Items from a data source:
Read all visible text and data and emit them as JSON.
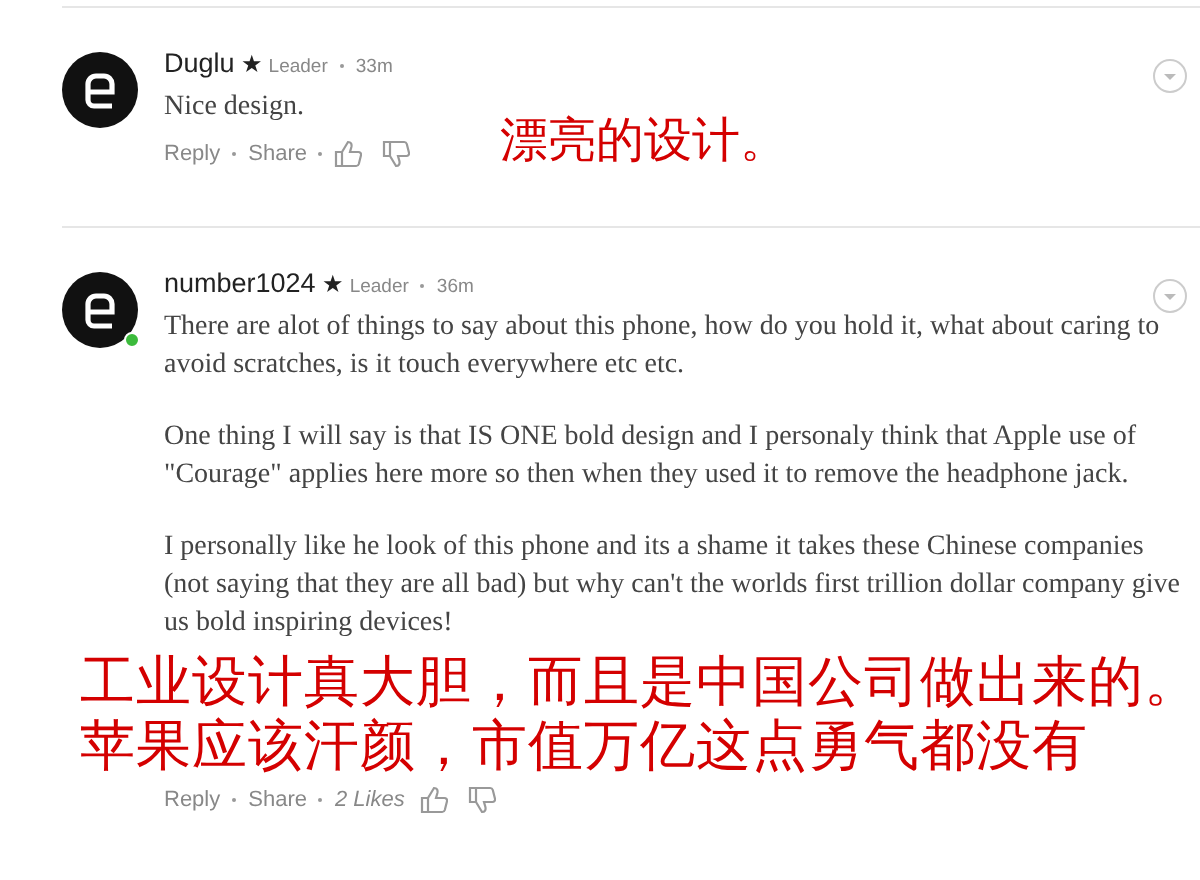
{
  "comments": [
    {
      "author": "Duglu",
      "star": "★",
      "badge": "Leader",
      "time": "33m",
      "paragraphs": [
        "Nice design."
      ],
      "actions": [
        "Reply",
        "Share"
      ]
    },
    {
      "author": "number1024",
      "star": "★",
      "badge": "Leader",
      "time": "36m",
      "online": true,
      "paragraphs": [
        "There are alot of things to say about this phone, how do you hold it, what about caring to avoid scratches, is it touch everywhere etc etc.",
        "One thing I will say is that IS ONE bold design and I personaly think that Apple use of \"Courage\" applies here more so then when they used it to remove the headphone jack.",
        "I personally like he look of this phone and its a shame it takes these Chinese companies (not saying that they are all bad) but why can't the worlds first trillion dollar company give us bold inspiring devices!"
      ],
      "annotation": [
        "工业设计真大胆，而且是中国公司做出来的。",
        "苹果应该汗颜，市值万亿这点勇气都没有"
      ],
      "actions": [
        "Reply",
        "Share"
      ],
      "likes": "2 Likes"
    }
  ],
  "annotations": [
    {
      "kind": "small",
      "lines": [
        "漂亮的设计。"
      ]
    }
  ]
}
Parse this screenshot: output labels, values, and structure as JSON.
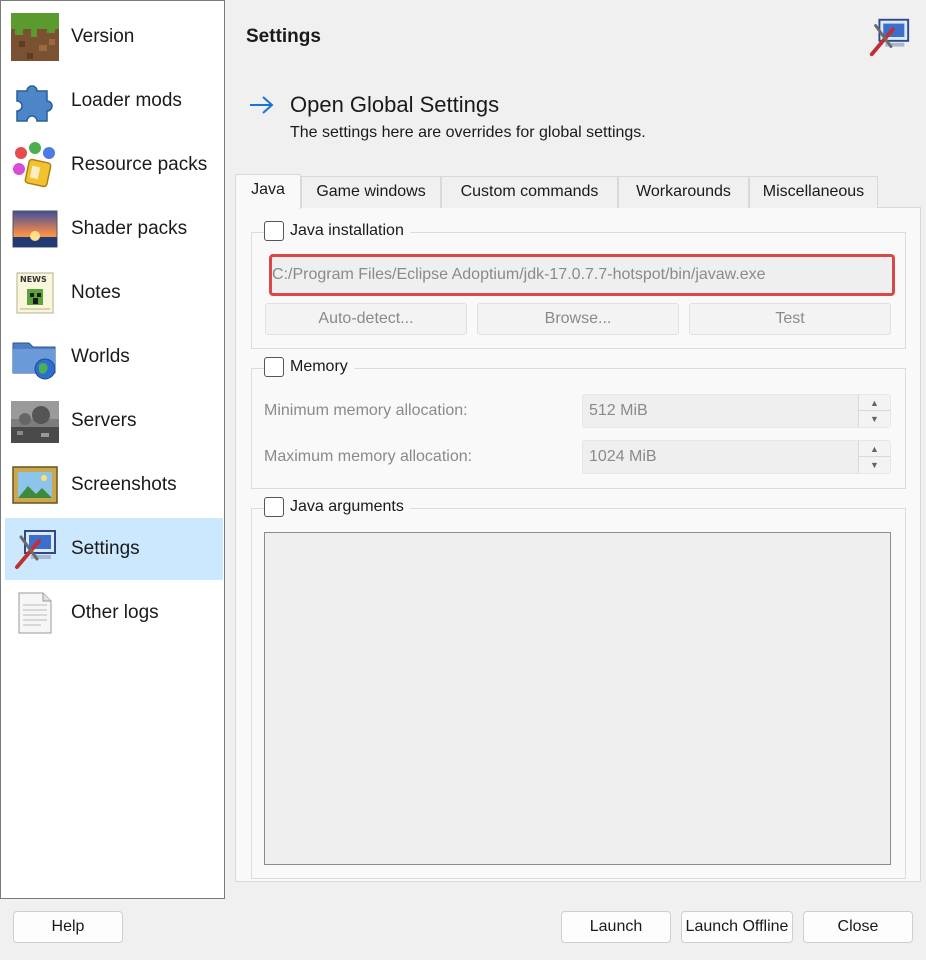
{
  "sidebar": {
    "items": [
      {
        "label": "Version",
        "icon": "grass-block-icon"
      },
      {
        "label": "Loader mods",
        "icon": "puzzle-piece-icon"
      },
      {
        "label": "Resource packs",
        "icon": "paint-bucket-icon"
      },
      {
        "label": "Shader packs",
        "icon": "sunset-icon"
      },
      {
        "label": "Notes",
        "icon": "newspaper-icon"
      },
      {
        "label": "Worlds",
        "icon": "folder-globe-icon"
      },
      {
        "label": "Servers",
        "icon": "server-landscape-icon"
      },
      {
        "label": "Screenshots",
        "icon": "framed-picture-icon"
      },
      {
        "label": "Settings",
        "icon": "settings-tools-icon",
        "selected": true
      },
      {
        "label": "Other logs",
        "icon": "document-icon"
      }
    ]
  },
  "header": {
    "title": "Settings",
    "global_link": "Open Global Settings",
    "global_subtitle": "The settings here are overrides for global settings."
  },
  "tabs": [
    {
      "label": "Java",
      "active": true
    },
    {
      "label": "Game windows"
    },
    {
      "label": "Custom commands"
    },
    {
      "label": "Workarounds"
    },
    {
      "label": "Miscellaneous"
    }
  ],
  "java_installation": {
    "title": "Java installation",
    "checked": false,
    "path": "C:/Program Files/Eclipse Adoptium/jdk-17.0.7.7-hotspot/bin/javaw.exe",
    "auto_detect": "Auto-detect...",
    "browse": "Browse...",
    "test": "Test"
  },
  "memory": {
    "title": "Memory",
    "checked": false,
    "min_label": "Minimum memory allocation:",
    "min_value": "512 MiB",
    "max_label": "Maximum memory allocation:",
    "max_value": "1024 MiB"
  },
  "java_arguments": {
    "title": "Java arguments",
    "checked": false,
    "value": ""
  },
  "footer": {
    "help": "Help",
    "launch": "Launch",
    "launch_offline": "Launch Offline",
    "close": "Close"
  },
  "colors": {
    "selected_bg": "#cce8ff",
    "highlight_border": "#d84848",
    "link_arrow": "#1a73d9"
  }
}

==

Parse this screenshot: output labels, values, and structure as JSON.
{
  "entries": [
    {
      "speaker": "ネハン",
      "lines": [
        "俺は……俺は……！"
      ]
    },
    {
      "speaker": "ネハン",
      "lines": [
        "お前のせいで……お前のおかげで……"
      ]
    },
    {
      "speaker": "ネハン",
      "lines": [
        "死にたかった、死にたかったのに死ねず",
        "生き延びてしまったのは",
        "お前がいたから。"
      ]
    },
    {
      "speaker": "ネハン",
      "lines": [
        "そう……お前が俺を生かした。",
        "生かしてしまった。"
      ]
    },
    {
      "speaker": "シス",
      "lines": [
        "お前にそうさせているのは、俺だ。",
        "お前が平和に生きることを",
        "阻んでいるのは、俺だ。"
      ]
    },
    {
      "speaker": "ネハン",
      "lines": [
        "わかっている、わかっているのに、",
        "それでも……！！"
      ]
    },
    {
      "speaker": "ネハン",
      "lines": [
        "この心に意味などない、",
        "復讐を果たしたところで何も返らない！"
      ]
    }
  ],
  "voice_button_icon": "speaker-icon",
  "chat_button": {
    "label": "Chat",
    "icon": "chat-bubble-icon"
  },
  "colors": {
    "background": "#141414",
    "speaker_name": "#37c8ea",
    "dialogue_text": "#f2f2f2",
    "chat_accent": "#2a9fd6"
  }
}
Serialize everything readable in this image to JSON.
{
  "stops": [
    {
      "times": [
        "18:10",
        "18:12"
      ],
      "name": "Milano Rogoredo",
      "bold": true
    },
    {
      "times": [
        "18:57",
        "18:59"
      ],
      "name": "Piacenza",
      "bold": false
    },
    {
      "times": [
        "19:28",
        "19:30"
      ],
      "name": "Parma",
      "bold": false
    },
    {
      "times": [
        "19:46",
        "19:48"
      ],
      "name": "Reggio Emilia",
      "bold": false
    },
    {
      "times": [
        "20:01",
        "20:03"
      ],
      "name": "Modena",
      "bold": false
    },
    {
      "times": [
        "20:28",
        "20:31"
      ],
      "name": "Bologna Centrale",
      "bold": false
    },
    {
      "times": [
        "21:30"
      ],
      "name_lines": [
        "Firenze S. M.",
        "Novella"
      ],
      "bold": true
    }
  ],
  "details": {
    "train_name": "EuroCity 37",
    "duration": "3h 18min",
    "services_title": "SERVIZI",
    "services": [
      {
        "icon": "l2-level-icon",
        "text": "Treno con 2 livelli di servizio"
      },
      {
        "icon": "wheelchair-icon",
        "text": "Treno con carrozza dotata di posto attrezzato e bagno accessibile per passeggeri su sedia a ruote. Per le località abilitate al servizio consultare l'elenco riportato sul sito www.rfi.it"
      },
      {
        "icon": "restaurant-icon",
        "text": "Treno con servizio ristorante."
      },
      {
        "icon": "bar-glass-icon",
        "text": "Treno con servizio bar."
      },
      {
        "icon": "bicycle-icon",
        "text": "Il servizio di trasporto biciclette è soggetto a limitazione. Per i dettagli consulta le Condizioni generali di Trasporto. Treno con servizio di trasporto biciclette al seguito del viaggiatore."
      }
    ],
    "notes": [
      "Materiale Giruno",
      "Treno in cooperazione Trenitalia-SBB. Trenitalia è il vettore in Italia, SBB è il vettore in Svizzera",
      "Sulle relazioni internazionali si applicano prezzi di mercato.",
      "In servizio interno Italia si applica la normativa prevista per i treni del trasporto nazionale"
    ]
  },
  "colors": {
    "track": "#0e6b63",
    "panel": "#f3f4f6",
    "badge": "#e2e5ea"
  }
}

### STATED PROBLEM
Look through the entries above; copy each line where the string "Treno" appears.

### SOLVED EXERCISE
        "text": "Treno con 2 livelli di servizio"
        "text": "Treno con carrozza dotata di posto attrezzato e bagno accessibile per passeggeri su sedia a ruote. Per le località abilitate al servizio consultare l'elenco riportato sul sito www.rfi.it"
        "text": "Treno con servizio ristorante."
        "text": "Treno con servizio bar."
        "text": "Il servizio di trasporto biciclette è soggetto a limitazione. Per i dettagli consulta le Condizioni generali di Trasporto. Treno con servizio di trasporto biciclette al seguito del viaggiatore."
      "Treno in cooperazione Trenitalia-SBB. Trenitalia è il vettore in Italia, SBB è il vettore in Svizzera",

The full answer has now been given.